What to work on »
Locate every line in the records below that holds the word "رواه" and return each one.

Given entries »

+---+

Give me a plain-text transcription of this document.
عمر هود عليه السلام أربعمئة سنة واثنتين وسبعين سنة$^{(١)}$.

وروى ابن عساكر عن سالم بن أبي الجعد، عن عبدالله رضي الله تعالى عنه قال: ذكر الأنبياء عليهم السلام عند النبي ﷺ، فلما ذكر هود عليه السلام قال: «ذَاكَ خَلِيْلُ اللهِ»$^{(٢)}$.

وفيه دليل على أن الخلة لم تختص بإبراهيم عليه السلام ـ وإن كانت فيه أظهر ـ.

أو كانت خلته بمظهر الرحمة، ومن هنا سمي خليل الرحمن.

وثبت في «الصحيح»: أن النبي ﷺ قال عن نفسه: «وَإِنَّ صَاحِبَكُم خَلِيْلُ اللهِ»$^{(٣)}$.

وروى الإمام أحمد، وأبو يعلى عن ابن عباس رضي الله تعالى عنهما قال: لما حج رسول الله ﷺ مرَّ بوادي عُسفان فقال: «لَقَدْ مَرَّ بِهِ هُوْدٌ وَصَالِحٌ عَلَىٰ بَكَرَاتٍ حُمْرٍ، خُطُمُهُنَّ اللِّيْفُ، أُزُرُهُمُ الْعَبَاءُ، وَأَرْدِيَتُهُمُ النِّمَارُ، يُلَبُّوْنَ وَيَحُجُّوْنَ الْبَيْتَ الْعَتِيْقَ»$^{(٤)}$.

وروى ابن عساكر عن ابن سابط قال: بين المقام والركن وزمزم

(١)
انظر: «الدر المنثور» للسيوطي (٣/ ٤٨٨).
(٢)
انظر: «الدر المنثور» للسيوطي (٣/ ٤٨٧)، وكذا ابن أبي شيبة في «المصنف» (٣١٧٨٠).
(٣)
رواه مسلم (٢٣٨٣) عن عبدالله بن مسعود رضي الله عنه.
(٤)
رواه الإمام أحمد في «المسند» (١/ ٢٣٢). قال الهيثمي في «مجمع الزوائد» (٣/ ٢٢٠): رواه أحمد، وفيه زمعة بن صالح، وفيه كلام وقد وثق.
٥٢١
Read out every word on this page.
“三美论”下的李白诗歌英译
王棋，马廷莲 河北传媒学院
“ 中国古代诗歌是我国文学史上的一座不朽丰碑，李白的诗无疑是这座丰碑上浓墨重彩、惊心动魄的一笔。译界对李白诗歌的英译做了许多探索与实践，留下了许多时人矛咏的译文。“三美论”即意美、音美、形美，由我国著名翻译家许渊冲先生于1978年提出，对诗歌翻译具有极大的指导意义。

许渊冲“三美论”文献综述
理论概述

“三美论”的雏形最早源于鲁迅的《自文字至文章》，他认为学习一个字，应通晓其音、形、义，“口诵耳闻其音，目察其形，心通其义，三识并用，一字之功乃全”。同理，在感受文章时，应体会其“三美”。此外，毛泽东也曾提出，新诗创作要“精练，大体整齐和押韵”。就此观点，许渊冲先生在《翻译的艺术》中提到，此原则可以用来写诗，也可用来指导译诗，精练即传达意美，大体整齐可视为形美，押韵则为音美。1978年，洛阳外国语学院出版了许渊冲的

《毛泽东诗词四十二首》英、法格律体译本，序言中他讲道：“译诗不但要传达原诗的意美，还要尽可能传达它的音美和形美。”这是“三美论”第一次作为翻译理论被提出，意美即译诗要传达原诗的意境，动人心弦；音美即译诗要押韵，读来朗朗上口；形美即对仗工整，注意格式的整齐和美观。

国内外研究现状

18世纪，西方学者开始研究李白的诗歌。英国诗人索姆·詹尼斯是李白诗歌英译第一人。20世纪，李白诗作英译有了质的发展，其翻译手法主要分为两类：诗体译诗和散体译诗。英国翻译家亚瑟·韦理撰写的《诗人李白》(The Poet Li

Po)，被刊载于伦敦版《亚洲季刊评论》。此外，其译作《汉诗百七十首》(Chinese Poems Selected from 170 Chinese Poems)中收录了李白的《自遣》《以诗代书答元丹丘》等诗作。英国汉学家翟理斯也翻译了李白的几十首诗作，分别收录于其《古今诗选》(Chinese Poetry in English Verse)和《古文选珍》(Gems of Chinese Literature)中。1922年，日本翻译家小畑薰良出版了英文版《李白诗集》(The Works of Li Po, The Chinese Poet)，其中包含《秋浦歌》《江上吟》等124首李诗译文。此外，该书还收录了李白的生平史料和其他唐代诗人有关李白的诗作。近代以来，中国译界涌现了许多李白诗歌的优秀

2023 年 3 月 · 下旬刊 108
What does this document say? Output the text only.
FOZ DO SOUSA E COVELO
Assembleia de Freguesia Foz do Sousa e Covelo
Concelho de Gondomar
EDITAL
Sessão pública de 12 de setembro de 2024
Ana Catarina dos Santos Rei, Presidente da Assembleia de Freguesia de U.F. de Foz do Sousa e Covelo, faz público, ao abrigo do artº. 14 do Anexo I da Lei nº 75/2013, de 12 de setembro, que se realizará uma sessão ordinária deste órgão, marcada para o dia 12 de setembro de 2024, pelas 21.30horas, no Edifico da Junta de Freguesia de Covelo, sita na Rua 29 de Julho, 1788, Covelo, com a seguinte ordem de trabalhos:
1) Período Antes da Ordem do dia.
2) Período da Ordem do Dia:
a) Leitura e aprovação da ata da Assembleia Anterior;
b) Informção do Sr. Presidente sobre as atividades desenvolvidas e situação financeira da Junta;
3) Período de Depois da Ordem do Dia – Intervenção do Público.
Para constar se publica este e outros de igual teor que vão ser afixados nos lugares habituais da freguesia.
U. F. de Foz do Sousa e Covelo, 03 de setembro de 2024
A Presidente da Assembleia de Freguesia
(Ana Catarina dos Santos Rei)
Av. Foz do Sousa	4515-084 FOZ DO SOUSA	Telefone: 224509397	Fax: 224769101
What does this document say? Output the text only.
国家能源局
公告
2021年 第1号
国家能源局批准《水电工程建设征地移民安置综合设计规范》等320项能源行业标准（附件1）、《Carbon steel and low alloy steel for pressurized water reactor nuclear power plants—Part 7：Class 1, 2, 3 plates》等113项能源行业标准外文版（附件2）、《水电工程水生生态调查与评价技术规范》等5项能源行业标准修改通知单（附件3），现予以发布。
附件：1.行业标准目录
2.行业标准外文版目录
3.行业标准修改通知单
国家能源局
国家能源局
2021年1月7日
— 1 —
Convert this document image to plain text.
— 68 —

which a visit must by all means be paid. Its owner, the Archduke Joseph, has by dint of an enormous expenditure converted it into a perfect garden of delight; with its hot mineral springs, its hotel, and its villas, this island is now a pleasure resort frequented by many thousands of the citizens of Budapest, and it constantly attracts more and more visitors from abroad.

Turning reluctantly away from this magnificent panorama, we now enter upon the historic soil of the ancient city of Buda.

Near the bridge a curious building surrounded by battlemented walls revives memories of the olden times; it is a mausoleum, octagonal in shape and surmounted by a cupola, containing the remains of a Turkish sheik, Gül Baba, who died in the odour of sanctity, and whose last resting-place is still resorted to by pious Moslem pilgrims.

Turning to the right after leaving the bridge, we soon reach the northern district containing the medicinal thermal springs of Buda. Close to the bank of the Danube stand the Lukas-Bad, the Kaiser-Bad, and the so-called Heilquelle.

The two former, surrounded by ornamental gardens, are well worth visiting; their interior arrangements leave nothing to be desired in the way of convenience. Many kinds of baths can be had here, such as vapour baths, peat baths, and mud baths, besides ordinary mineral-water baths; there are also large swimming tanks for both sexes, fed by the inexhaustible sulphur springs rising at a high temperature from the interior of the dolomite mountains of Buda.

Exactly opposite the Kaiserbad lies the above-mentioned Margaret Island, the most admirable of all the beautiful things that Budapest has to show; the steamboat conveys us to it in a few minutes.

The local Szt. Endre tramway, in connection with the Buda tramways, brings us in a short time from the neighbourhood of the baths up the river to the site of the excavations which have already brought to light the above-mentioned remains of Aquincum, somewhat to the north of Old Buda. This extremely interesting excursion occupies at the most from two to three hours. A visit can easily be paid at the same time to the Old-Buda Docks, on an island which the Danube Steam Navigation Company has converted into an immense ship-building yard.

+---+

Problem solution »
رواه مسلم (٢٣٨٣) عن عبدالله بن مسعود رضي الله عنه.
رواه الإمام أحمد في «المسند» (١/ ٢٣٢). قال الهيثمي في «مجمع الزوائد» (٣/ ٢٢٠): رواه أحمد، وفيه زمعة بن صالح، وفيه كلام وقد وثق.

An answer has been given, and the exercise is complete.